| Extracted records |

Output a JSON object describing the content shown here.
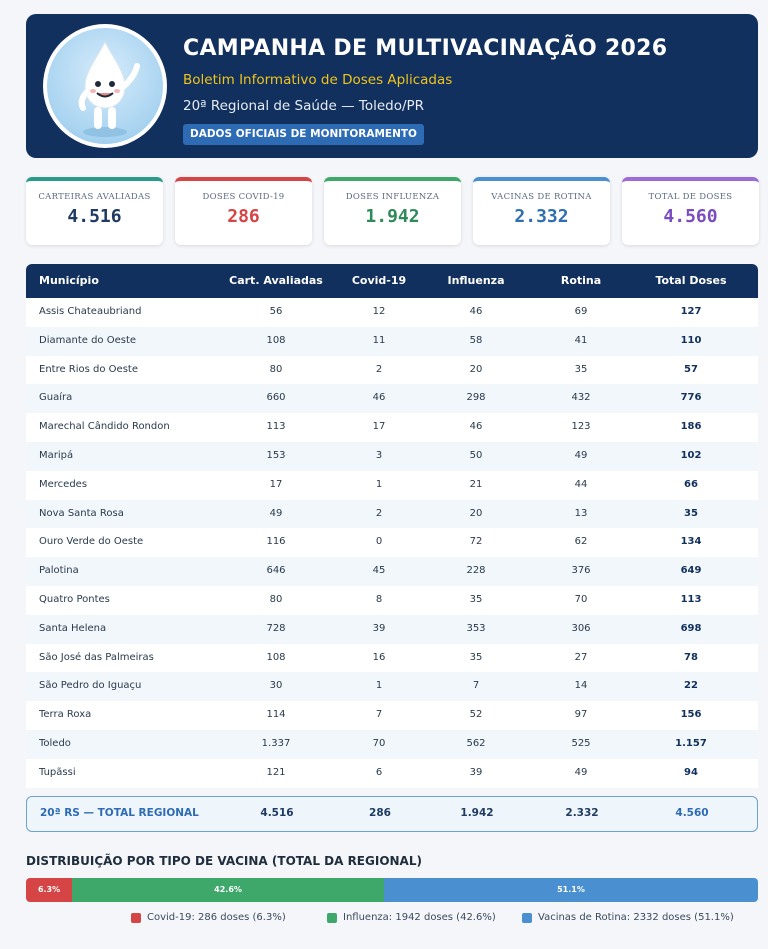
{
  "header": {
    "title": "CAMPANHA DE MULTIVACINAÇÃO 2026",
    "subtitle": "Boletim Informativo de Doses Aplicadas",
    "region": "20ª Regional de Saúde — Toledo/PR",
    "badge": "DADOS OFICIAIS DE MONITORAMENTO"
  },
  "stats": [
    {
      "label": "CARTEIRAS AVALIADAS",
      "value": "4.516",
      "color": "#2b9a8a",
      "value_color": "#1f3b63"
    },
    {
      "label": "DOSES COVID-19",
      "value": "286",
      "color": "#d64545",
      "value_color": "#d64545"
    },
    {
      "label": "DOSES INFLUENZA",
      "value": "1.942",
      "color": "#3ea86a",
      "value_color": "#2f8a5a"
    },
    {
      "label": "VACINAS DE ROTINA",
      "value": "2.332",
      "color": "#4a90d0",
      "value_color": "#2f6fb0"
    },
    {
      "label": "TOTAL DE DOSES",
      "value": "4.560",
      "color": "#9b6cd6",
      "value_color": "#7a4cc0"
    }
  ],
  "table": {
    "headers": [
      "Município",
      "Cart. Avaliadas",
      "Covid-19",
      "Influenza",
      "Rotina",
      "Total Doses"
    ],
    "rows": [
      [
        "Assis Chateaubriand",
        "56",
        "12",
        "46",
        "69",
        "127"
      ],
      [
        "Diamante do Oeste",
        "108",
        "11",
        "58",
        "41",
        "110"
      ],
      [
        "Entre Rios do Oeste",
        "80",
        "2",
        "20",
        "35",
        "57"
      ],
      [
        "Guaíra",
        "660",
        "46",
        "298",
        "432",
        "776"
      ],
      [
        "Marechal Cândido Rondon",
        "113",
        "17",
        "46",
        "123",
        "186"
      ],
      [
        "Maripá",
        "153",
        "3",
        "50",
        "49",
        "102"
      ],
      [
        "Mercedes",
        "17",
        "1",
        "21",
        "44",
        "66"
      ],
      [
        "Nova Santa Rosa",
        "49",
        "2",
        "20",
        "13",
        "35"
      ],
      [
        "Ouro Verde do Oeste",
        "116",
        "0",
        "72",
        "62",
        "134"
      ],
      [
        "Palotina",
        "646",
        "45",
        "228",
        "376",
        "649"
      ],
      [
        "Quatro Pontes",
        "80",
        "8",
        "35",
        "70",
        "113"
      ],
      [
        "Santa Helena",
        "728",
        "39",
        "353",
        "306",
        "698"
      ],
      [
        "São José das Palmeiras",
        "108",
        "16",
        "35",
        "27",
        "78"
      ],
      [
        "São Pedro do Iguaçu",
        "30",
        "1",
        "7",
        "14",
        "22"
      ],
      [
        "Terra Roxa",
        "114",
        "7",
        "52",
        "97",
        "156"
      ],
      [
        "Toledo",
        "1.337",
        "70",
        "562",
        "525",
        "1.157"
      ],
      [
        "Tupãssi",
        "121",
        "6",
        "39",
        "49",
        "94"
      ]
    ],
    "total": [
      "20ª RS — TOTAL REGIONAL",
      "4.516",
      "286",
      "1.942",
      "2.332",
      "4.560"
    ]
  },
  "distribution": {
    "title": "DISTRIBUIÇÃO POR TIPO DE VACINA (TOTAL DA REGIONAL)",
    "segments": [
      {
        "label": "6.3%",
        "percent": 6.3,
        "color": "#d64545"
      },
      {
        "label": "42.6%",
        "percent": 42.6,
        "color": "#3ea86a"
      },
      {
        "label": "51.1%",
        "percent": 51.1,
        "color": "#4a90d0"
      }
    ],
    "legend": [
      {
        "text": "Covid-19: 286 doses (6.3%)",
        "color": "#d64545"
      },
      {
        "text": "Influenza: 1942 doses (42.6%)",
        "color": "#3ea86a"
      },
      {
        "text": "Vacinas de Rotina: 2332 doses (51.1%)",
        "color": "#4a90d0"
      }
    ]
  },
  "icons": {
    "mascot": "vaccine-drop-mascot-icon"
  }
}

| What you will do |
Using the data above, print every line exactly, omitting pictures.

| Correct output |
Output a JSON object describing the content shown here.
{
  "header": {
    "title": "CAMPANHA DE MULTIVACINAÇÃO 2026",
    "subtitle": "Boletim Informativo de Doses Aplicadas",
    "region": "20ª Regional de Saúde — Toledo/PR",
    "badge": "DADOS OFICIAIS DE MONITORAMENTO"
  },
  "stats": [
    {
      "label": "CARTEIRAS AVALIADAS",
      "value": "4.516",
      "color": "#2b9a8a",
      "value_color": "#1f3b63"
    },
    {
      "label": "DOSES COVID-19",
      "value": "286",
      "color": "#d64545",
      "value_color": "#d64545"
    },
    {
      "label": "DOSES INFLUENZA",
      "value": "1.942",
      "color": "#3ea86a",
      "value_color": "#2f8a5a"
    },
    {
      "label": "VACINAS DE ROTINA",
      "value": "2.332",
      "color": "#4a90d0",
      "value_color": "#2f6fb0"
    },
    {
      "label": "TOTAL DE DOSES",
      "value": "4.560",
      "color": "#9b6cd6",
      "value_color": "#7a4cc0"
    }
  ],
  "table": {
    "headers": [
      "Município",
      "Cart. Avaliadas",
      "Covid-19",
      "Influenza",
      "Rotina",
      "Total Doses"
    ],
    "rows": [
      [
        "Assis Chateaubriand",
        "56",
        "12",
        "46",
        "69",
        "127"
      ],
      [
        "Diamante do Oeste",
        "108",
        "11",
        "58",
        "41",
        "110"
      ],
      [
        "Entre Rios do Oeste",
        "80",
        "2",
        "20",
        "35",
        "57"
      ],
      [
        "Guaíra",
        "660",
        "46",
        "298",
        "432",
        "776"
      ],
      [
        "Marechal Cândido Rondon",
        "113",
        "17",
        "46",
        "123",
        "186"
      ],
      [
        "Maripá",
        "153",
        "3",
        "50",
        "49",
        "102"
      ],
      [
        "Mercedes",
        "17",
        "1",
        "21",
        "44",
        "66"
      ],
      [
        "Nova Santa Rosa",
        "49",
        "2",
        "20",
        "13",
        "35"
      ],
      [
        "Ouro Verde do Oeste",
        "116",
        "0",
        "72",
        "62",
        "134"
      ],
      [
        "Palotina",
        "646",
        "45",
        "228",
        "376",
        "649"
      ],
      [
        "Quatro Pontes",
        "80",
        "8",
        "35",
        "70",
        "113"
      ],
      [
        "Santa Helena",
        "728",
        "39",
        "353",
        "306",
        "698"
      ],
      [
        "São José das Palmeiras",
        "108",
        "16",
        "35",
        "27",
        "78"
      ],
      [
        "São Pedro do Iguaçu",
        "30",
        "1",
        "7",
        "14",
        "22"
      ],
      [
        "Terra Roxa",
        "114",
        "7",
        "52",
        "97",
        "156"
      ],
      [
        "Toledo",
        "1.337",
        "70",
        "562",
        "525",
        "1.157"
      ],
      [
        "Tupãssi",
        "121",
        "6",
        "39",
        "49",
        "94"
      ]
    ],
    "total": [
      "20ª RS — TOTAL REGIONAL",
      "4.516",
      "286",
      "1.942",
      "2.332",
      "4.560"
    ]
  },
  "distribution": {
    "title": "DISTRIBUIÇÃO POR TIPO DE VACINA (TOTAL DA REGIONAL)",
    "segments": [
      {
        "label": "6.3%",
        "percent": 6.3,
        "color": "#d64545"
      },
      {
        "label": "42.6%",
        "percent": 42.6,
        "color": "#3ea86a"
      },
      {
        "label": "51.1%",
        "percent": 51.1,
        "color": "#4a90d0"
      }
    ],
    "legend": [
      {
        "text": "Covid-19: 286 doses (6.3%)",
        "color": "#d64545"
      },
      {
        "text": "Influenza: 1942 doses (42.6%)",
        "color": "#3ea86a"
      },
      {
        "text": "Vacinas de Rotina: 2332 doses (51.1%)",
        "color": "#4a90d0"
      }
    ]
  },
  "icons": {
    "mascot": "vaccine-drop-mascot-icon"
  }
}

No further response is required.